» What needs to be done: Keep the pictures out of the copy and repeat the records exactly.

----- Given data

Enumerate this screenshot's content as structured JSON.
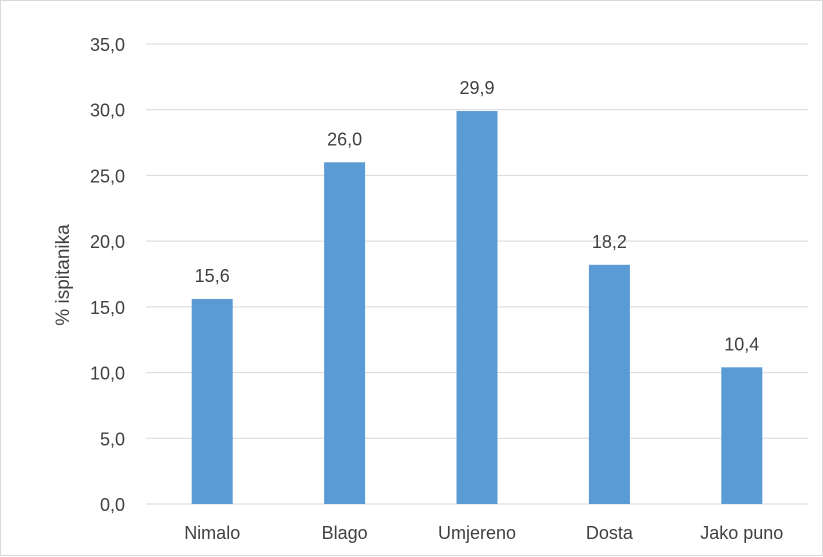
{
  "chart_data": {
    "type": "bar",
    "categories": [
      "Nimalo",
      "Blago",
      "Umjereno",
      "Dosta",
      "Jako puno"
    ],
    "values": [
      15.6,
      26.0,
      29.9,
      18.2,
      10.4
    ],
    "value_labels": [
      "15,6",
      "26,0",
      "29,9",
      "18,2",
      "10,4"
    ],
    "title": "",
    "xlabel": "",
    "ylabel": "% ispitanika",
    "ylim": [
      0,
      35
    ],
    "yticks": [
      0,
      5,
      10,
      15,
      20,
      25,
      30,
      35
    ],
    "ytick_labels": [
      "0,0",
      "5,0",
      "10,0",
      "15,0",
      "20,0",
      "25,0",
      "30,0",
      "35,0"
    ],
    "grid": true,
    "legend": "none",
    "bar_color": "#5b9bd5",
    "grid_color": "#d9d9d9"
  }
}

----------

» Response to the task:
Enumerate this screenshot's content as structured JSON.
{
  "chart_data": {
    "type": "bar",
    "categories": [
      "Nimalo",
      "Blago",
      "Umjereno",
      "Dosta",
      "Jako puno"
    ],
    "values": [
      15.6,
      26.0,
      29.9,
      18.2,
      10.4
    ],
    "value_labels": [
      "15,6",
      "26,0",
      "29,9",
      "18,2",
      "10,4"
    ],
    "title": "",
    "xlabel": "",
    "ylabel": "% ispitanika",
    "ylim": [
      0,
      35
    ],
    "yticks": [
      0,
      5,
      10,
      15,
      20,
      25,
      30,
      35
    ],
    "ytick_labels": [
      "0,0",
      "5,0",
      "10,0",
      "15,0",
      "20,0",
      "25,0",
      "30,0",
      "35,0"
    ],
    "grid": true,
    "legend": "none",
    "bar_color": "#5b9bd5",
    "grid_color": "#d9d9d9"
  }
}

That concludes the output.